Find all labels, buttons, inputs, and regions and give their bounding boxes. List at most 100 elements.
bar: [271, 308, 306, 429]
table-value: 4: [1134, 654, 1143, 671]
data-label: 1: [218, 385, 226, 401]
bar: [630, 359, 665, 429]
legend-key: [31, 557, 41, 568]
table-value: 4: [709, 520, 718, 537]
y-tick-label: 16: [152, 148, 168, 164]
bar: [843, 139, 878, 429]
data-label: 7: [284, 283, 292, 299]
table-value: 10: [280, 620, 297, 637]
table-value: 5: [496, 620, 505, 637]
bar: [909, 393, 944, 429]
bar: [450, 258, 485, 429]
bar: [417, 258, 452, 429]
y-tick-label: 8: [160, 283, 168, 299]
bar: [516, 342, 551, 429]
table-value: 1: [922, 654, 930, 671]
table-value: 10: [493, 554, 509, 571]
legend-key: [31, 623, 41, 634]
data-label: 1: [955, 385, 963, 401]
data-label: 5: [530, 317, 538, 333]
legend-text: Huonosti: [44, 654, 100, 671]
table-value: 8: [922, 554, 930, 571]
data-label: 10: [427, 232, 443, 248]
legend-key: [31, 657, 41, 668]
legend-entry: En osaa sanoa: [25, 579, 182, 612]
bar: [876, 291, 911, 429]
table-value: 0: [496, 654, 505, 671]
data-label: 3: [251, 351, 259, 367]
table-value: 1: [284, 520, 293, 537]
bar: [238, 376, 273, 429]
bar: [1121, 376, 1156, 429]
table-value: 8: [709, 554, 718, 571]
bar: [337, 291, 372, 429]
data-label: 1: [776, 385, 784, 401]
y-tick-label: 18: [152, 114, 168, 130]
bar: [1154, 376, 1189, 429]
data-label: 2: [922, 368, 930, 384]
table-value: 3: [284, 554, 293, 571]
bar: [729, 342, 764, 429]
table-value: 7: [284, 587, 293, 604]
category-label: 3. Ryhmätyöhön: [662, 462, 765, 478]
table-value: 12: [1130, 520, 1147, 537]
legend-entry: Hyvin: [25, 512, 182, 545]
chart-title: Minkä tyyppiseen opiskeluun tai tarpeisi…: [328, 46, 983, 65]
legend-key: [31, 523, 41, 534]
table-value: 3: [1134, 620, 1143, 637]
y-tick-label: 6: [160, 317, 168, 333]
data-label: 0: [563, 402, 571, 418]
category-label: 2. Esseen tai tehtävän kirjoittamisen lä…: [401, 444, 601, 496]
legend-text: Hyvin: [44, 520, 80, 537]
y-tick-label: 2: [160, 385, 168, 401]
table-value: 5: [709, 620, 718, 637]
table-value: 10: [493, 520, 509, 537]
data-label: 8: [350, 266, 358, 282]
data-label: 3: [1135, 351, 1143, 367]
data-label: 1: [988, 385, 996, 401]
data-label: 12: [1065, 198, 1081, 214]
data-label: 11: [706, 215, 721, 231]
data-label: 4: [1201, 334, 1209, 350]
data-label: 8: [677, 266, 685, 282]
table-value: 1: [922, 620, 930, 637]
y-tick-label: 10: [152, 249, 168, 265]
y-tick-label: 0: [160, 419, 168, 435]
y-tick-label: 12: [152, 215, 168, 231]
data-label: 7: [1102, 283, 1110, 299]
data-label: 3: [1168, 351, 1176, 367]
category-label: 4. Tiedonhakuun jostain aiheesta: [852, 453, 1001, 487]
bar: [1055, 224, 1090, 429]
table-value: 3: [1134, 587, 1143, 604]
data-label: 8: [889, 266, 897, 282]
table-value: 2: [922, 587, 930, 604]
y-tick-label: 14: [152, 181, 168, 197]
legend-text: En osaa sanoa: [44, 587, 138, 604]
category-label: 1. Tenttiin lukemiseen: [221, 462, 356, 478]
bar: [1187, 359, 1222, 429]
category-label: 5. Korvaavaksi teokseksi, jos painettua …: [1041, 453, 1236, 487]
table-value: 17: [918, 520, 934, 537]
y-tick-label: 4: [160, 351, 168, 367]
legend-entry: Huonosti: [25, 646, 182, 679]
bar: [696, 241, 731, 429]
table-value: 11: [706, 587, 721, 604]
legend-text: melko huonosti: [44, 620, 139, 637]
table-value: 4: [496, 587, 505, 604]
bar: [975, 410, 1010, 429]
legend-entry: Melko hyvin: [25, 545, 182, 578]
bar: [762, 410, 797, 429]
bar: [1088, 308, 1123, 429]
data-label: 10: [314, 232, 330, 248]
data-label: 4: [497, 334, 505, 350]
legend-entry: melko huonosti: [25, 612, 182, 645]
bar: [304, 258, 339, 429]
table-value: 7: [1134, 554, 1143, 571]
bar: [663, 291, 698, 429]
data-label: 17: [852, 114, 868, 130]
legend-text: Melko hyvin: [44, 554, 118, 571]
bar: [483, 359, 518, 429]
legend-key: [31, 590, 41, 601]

Task objective -
Rewrite the entries above, putting "legend-marker" wherever "legend-key" occurs and leaving every other character untouched.

Answer to this task -
Find all labels, buttons, inputs, and regions and give their bounding boxes. List at most 100 elements.
bar: [271, 308, 306, 429]
table-value: 4: [1134, 654, 1143, 671]
data-label: 1: [218, 385, 226, 401]
bar: [630, 359, 665, 429]
legend-marker: [31, 557, 41, 568]
table-value: 4: [709, 520, 718, 537]
y-tick-label: 16: [152, 148, 168, 164]
bar: [843, 139, 878, 429]
data-label: 7: [284, 283, 292, 299]
table-value: 10: [280, 620, 297, 637]
table-value: 5: [496, 620, 505, 637]
bar: [909, 393, 944, 429]
bar: [450, 258, 485, 429]
bar: [417, 258, 452, 429]
y-tick-label: 8: [160, 283, 168, 299]
bar: [516, 342, 551, 429]
table-value: 1: [922, 654, 930, 671]
table-value: 10: [493, 554, 509, 571]
legend-marker: [31, 623, 41, 634]
data-label: 1: [955, 385, 963, 401]
data-label: 5: [530, 317, 538, 333]
legend-text: Huonosti: [44, 654, 100, 671]
table-value: 8: [922, 554, 930, 571]
data-label: 10: [427, 232, 443, 248]
legend-marker: [31, 657, 41, 668]
legend-entry: En osaa sanoa: [25, 579, 182, 612]
bar: [876, 291, 911, 429]
table-value: 0: [496, 654, 505, 671]
data-label: 3: [251, 351, 259, 367]
table-value: 1: [284, 520, 293, 537]
bar: [238, 376, 273, 429]
bar: [1121, 376, 1156, 429]
table-value: 8: [709, 554, 718, 571]
bar: [337, 291, 372, 429]
data-label: 1: [776, 385, 784, 401]
y-tick-label: 18: [152, 114, 168, 130]
bar: [1154, 376, 1189, 429]
data-label: 2: [922, 368, 930, 384]
table-value: 3: [284, 554, 293, 571]
bar: [729, 342, 764, 429]
table-value: 7: [284, 587, 293, 604]
category-label: 3. Ryhmätyöhön: [662, 462, 765, 478]
table-value: 12: [1130, 520, 1147, 537]
legend-entry: Hyvin: [25, 512, 182, 545]
chart-title: Minkä tyyppiseen opiskeluun tai tarpeisi…: [328, 46, 983, 65]
legend-marker: [31, 523, 41, 534]
table-value: 3: [1134, 620, 1143, 637]
y-tick-label: 6: [160, 317, 168, 333]
data-label: 0: [563, 402, 571, 418]
category-label: 2. Esseen tai tehtävän kirjoittamisen lä…: [401, 444, 601, 496]
legend-text: Hyvin: [44, 520, 80, 537]
y-tick-label: 2: [160, 385, 168, 401]
table-value: 5: [709, 620, 718, 637]
table-value: 10: [493, 520, 509, 537]
data-label: 8: [350, 266, 358, 282]
data-label: 3: [1135, 351, 1143, 367]
data-label: 1: [988, 385, 996, 401]
data-label: 12: [1065, 198, 1081, 214]
data-label: 11: [706, 215, 721, 231]
data-label: 4: [1201, 334, 1209, 350]
data-label: 8: [677, 266, 685, 282]
table-value: 1: [922, 620, 930, 637]
y-tick-label: 10: [152, 249, 168, 265]
y-tick-label: 0: [160, 419, 168, 435]
y-tick-label: 12: [152, 215, 168, 231]
data-label: 7: [1102, 283, 1110, 299]
data-label: 3: [1168, 351, 1176, 367]
category-label: 4. Tiedonhakuun jostain aiheesta: [852, 453, 1001, 487]
bar: [1055, 224, 1090, 429]
table-value: 3: [1134, 587, 1143, 604]
data-label: 8: [889, 266, 897, 282]
table-value: 2: [922, 587, 930, 604]
y-tick-label: 14: [152, 181, 168, 197]
legend-text: En osaa sanoa: [44, 587, 138, 604]
category-label: 1. Tenttiin lukemiseen: [221, 462, 356, 478]
bar: [1187, 359, 1222, 429]
category-label: 5. Korvaavaksi teokseksi, jos painettua …: [1041, 453, 1236, 487]
table-value: 17: [918, 520, 934, 537]
y-tick-label: 4: [160, 351, 168, 367]
legend-entry: Huonosti: [25, 646, 182, 679]
bar: [696, 241, 731, 429]
table-value: 11: [706, 587, 721, 604]
legend-text: melko huonosti: [44, 620, 139, 637]
table-value: 4: [496, 587, 505, 604]
bar: [975, 410, 1010, 429]
legend-entry: Melko hyvin: [25, 545, 182, 578]
bar: [762, 410, 797, 429]
bar: [1088, 308, 1123, 429]
data-label: 10: [314, 232, 330, 248]
data-label: 4: [497, 334, 505, 350]
legend-entry: melko huonosti: [25, 612, 182, 645]
bar: [304, 258, 339, 429]
table-value: 7: [1134, 554, 1143, 571]
bar: [663, 291, 698, 429]
data-label: 17: [852, 114, 868, 130]
legend-text: Melko hyvin: [44, 554, 118, 571]
bar: [483, 359, 518, 429]
legend-marker: [31, 590, 41, 601]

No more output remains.